- EXTRACT TO READ
━━━━━━
Re: [RFC] syzbot process

From: Dmitry Vyukov
Date: Thu Dec 28 2017 - 07:28:18 EST


On Thu, Dec 21, 2017 at 6:09 PM, Eric W. Biederman
<ebiederm@xxxxxxxxxxxx> wrote:
> The thing is syzbot sucks. It tells us things are wrong but not how to
> reproduce the problem. Apparently syzbot will test fixes, but that
> doesn't help when more information is needed to track down the problem.
>
> The long of the short of it is that I don't care about about bug reports
> that no one can reproduce and no human cares about. syzbot doesn't care
> in the sense of helping to fix things, that things are broken. syzbot
> just cries like a baby "It's broken! It's broken!"
>
> Further syzbot is written in a language (go) that switches which kernel
> thread things run in at arbitrary times. That is absolutely not
> productive to understanding what is happening when things break. I have
> heard too many complaints from container run-times that they can't make
> what should be a couple of line change but is completely non-trivial
> because someone choose go for their implementation language. Whatever
> benefits go has it is not a programming lanauge I would choose for fine
> and reproducible control of kernel interfaces.
━━━━━━
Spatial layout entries

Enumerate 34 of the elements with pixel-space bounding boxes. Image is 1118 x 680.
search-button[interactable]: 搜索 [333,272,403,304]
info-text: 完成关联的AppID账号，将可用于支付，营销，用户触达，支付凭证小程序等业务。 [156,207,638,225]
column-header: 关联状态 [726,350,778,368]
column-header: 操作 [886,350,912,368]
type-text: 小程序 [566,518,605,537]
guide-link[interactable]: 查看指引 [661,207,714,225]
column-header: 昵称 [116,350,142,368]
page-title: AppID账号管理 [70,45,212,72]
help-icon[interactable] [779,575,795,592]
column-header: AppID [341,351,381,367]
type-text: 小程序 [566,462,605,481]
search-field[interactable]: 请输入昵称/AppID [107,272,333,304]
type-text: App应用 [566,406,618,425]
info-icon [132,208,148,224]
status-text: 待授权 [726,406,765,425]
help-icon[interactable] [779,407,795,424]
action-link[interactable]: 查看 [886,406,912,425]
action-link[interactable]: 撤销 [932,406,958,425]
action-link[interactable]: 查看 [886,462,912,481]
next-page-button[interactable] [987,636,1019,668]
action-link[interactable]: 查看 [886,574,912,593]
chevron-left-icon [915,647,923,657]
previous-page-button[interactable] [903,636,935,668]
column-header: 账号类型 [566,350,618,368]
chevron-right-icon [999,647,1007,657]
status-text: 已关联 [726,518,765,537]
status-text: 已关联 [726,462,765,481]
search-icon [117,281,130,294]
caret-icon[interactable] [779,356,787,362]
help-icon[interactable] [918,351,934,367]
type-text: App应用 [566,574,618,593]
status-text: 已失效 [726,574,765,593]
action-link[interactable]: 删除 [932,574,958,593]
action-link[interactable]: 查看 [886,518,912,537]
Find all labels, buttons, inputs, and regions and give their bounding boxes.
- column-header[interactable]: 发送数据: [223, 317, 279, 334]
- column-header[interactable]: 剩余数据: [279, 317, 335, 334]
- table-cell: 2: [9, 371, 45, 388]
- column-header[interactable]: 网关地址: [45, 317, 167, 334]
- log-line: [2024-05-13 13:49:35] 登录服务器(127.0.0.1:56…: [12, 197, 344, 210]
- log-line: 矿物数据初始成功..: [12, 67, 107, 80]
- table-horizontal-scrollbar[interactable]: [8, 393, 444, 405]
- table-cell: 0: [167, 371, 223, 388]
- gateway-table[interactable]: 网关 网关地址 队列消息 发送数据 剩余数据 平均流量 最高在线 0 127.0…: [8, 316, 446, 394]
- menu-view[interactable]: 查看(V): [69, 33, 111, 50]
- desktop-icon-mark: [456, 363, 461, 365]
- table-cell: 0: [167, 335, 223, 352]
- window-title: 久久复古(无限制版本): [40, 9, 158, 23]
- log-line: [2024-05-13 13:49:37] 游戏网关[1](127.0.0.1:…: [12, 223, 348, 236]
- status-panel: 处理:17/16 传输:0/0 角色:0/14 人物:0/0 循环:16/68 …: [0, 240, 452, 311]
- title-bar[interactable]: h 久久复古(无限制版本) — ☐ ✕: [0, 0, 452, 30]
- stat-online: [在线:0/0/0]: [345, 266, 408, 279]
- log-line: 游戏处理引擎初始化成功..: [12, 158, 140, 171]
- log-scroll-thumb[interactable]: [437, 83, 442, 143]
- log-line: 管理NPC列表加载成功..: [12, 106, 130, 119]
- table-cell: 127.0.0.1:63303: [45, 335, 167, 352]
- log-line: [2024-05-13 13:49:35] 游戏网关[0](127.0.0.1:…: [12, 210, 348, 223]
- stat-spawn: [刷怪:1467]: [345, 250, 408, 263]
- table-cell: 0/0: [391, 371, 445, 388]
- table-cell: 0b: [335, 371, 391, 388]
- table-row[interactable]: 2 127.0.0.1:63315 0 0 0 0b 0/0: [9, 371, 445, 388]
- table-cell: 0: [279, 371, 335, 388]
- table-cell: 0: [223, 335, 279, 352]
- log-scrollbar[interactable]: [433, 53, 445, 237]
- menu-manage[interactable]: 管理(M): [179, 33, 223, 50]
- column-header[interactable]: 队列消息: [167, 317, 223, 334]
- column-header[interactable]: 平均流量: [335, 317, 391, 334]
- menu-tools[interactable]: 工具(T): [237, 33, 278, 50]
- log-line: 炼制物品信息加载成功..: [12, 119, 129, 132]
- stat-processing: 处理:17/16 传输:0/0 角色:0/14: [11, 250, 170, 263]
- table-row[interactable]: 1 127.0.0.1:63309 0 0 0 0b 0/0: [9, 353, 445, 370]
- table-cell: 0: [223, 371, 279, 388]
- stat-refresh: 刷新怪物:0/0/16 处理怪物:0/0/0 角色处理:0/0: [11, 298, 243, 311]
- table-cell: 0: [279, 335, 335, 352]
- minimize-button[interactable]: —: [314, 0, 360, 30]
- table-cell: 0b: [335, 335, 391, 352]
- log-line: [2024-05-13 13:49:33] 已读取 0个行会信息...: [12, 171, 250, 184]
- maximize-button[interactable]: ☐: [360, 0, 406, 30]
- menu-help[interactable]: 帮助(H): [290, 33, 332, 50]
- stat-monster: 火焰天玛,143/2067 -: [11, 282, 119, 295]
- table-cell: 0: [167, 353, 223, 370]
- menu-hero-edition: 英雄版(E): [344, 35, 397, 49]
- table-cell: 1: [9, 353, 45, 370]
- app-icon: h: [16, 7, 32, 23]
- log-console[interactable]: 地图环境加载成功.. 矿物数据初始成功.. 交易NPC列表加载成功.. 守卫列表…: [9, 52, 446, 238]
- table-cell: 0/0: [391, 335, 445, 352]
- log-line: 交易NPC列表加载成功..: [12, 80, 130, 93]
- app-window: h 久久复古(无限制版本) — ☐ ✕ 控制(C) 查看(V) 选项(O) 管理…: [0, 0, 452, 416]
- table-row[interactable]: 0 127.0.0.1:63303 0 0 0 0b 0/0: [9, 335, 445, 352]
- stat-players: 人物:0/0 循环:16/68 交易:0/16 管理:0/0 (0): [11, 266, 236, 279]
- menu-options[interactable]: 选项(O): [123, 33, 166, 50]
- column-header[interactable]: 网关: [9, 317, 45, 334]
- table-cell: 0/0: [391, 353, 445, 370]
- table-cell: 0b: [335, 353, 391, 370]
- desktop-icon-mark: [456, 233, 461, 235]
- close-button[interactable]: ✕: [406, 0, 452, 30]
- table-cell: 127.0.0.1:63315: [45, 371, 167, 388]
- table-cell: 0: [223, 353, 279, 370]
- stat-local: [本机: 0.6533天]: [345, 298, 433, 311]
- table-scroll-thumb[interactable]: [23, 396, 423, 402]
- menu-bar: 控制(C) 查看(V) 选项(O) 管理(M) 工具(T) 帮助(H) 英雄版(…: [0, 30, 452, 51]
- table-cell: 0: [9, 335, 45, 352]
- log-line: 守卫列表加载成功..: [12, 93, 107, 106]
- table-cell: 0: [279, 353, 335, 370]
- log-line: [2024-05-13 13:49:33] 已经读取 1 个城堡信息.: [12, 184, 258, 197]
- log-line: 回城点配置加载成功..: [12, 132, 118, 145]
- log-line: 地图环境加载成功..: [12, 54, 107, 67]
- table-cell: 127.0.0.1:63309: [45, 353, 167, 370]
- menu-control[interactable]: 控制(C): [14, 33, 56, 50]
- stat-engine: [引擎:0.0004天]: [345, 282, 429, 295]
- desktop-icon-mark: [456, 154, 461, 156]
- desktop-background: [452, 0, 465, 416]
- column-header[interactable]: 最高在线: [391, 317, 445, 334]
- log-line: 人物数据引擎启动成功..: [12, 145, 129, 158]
━━━━━━
- TO DO
[A] Copy the passage of the syzbot email starting at "From: Dmitry Vyukov" and ending at "down the problem.", switching "syzbot" to "the fuzzing bot".
[B] Resume the email about the syzbot process, picking up right after its final sentence.

- RESULTS OF THE EXERCISE
[A]
From: Dmitry Vyukov
Date: Thu Dec 28 2017 - 07:28:18 EST


On Thu, Dec 21, 2017 at 6:09 PM, Eric W. Biederman
<ebiederm@xxxxxxxxxxxx> wrote:
> The thing is the fuzzing bot sucks. It tells us things are wrong but not how to
> reproduce the problem. Apparently the fuzzing bot will test fixes, but that
> doesn't help when more information is needed to track down the problem.

[B]
>
> This in addition to syzbot needing the latest and greatest version of go
> which is not packaged in a handy form by my distro.
>
> Which in my experenience makes syzbot a whining crybaby that won't do
> anything to help and fights you when you try and get close.


Hi Eric,

Re reproducers: that's not completely true. syzbot aims at providing
reproducers for reported bugs, and you can see 140 bug reports with
reproducers here:
https://groups.google.com/forum/#!searchin/syzkaller-bugs/%22reproducer$20is$20attached%22%7Csort:date
Unfortunately, localizing kernel bugs is hard and is not possible in
all cases. The root cause of this is actually in the kernel itself,
not in syzbot. Things would be much simpler if we would work on a
single-threaded, deterministic user-space library. Then we would get
preceise reproducers in 100% of cases. But kernel is a concurrent,
parallel, non-deterimnistic system that constantly accumulates state.
We do try to incrementally improve percent of cases where syzbot
manages to create reproducers in general and C reproducers in
particular. But that will never be 100% due to the nature of the
tested system.

Also, you seem to dealt with a single hard case. From what I see over
lots of hundreds of reported bugs, in ~2/3 of cases it's actually
possible to localize the bug looking at the crash report only (I see
that developers frequently don't even run the reproducer when it's
present). For example, LOCKDEP/KASAN reports frequently contain enough
context information to rootcause, lots of WARNING/BUG/GPFs are due to
simple, shallow bugs like missed input check or off-by-one, etc. So I
think it would be a mistake to not report bugs without reproducers.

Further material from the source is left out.